What the task asks:
Reproduce word for word the lines from the one containing "Patent image size: (765, 1373)." through the final line of the records, both ends included.

***** Data lines

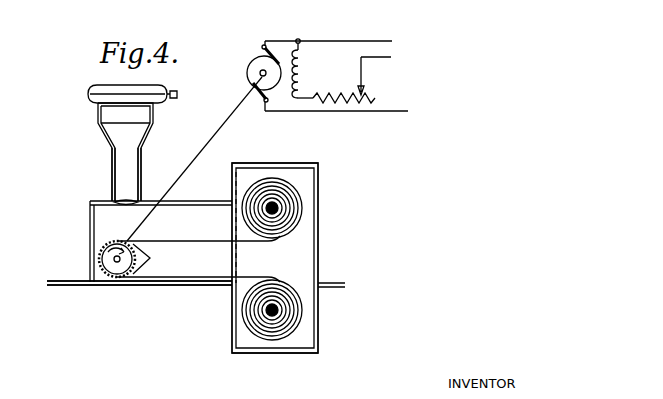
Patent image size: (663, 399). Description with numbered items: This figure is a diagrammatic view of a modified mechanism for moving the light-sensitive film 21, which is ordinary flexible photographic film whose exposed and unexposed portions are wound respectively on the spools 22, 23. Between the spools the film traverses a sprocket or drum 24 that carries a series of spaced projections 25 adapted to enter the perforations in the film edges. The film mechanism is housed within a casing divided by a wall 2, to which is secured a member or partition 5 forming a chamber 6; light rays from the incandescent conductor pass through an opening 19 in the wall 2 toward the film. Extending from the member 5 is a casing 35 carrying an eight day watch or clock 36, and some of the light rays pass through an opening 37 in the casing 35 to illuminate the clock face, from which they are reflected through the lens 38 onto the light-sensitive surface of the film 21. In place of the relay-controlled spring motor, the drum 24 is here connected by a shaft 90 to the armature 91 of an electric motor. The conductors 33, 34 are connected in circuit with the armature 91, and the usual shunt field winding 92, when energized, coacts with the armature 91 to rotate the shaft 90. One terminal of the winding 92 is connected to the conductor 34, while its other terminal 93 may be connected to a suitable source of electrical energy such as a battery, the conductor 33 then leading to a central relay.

The wall 2 is at (173, 286).
The member or partition 5 is at (318, 198).
The chamber 6 is at (296, 257).
The opening 19 is at (83, 285).
The light-sensitive film 21 is at (215, 241).
The spool 22 is at (274, 206).
The spool 23 is at (273, 312).
The drum 24 is at (117, 262).
The projections 25 is at (151, 258).
The conductor 33 is at (368, 111).
The conductor 34 is at (333, 41).
The casing 35 is at (146, 138).
The clock 36 is at (165, 89).
The opening 37 is at (102, 134).
The lens 38 is at (130, 200).
The shaft 90 is at (206, 151).
The armature 91 is at (258, 60).
The shunt field winding 92 is at (302, 68).
The terminal 93 is at (391, 57).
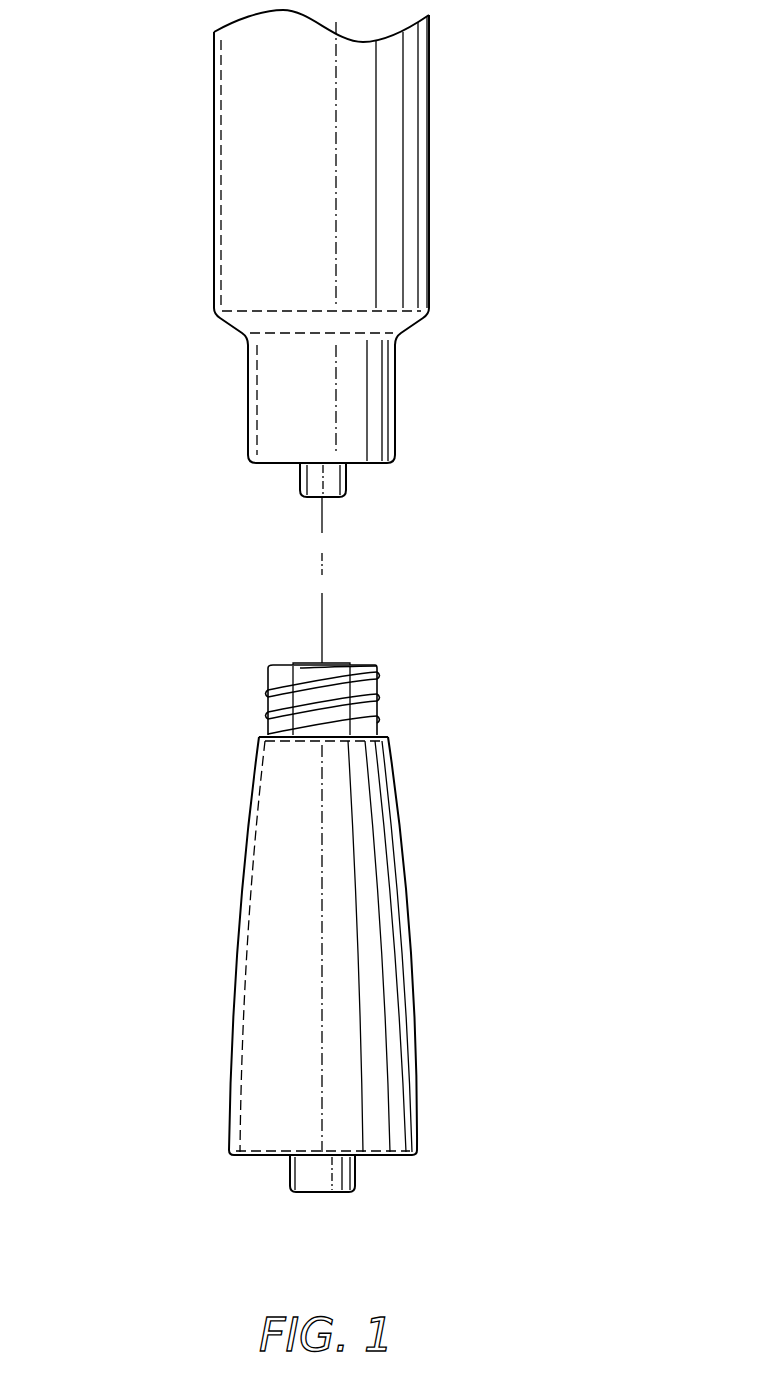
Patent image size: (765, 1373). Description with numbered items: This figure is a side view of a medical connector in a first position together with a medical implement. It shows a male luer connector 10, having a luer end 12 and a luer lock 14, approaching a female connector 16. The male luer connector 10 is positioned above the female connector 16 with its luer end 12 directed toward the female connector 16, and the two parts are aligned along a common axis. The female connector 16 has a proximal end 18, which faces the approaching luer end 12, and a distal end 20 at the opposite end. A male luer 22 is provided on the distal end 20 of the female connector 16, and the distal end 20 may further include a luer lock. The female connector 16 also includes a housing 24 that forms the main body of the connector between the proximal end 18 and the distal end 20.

The male luer connector 10 is at (170, 336).
The luer end 12 is at (300, 480).
The luer lock 14 is at (190, 418).
The female connector 16 is at (470, 756).
The proximal end 18 is at (372, 622).
The distal end 20 is at (274, 1217).
The male luer 22 is at (357, 1168).
The housing 24 is at (240, 912).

**********

Solution to the exercise:
Patent image size: (765, 1373). Description with numbered items: This figure is a side view of a medical connector in a first position together with a medical implement. It shows a male luer connector 10, having a luer end 12 and a luer lock 14, approaching a female connector 16. The male luer connector 10 is positioned above the female connector 16 with its luer end 12 directed toward the female connector 16, and the two parts are aligned along a common axis. The female connector 16 has a proximal end 18, which faces the approaching luer end 12, and a distal end 20 at the opposite end. A male luer 22 is provided on the distal end 20 of the female connector 16, and the distal end 20 may further include a luer lock. The female connector 16 also includes a housing 24 that forms the main body of the connector between the proximal end 18 and the distal end 20.

The male luer connector 10 is at (170, 336).
The luer end 12 is at (300, 480).
The luer lock 14 is at (190, 418).
The female connector 16 is at (470, 756).
The proximal end 18 is at (372, 622).
The distal end 20 is at (274, 1217).
The male luer 22 is at (357, 1168).
The housing 24 is at (240, 912).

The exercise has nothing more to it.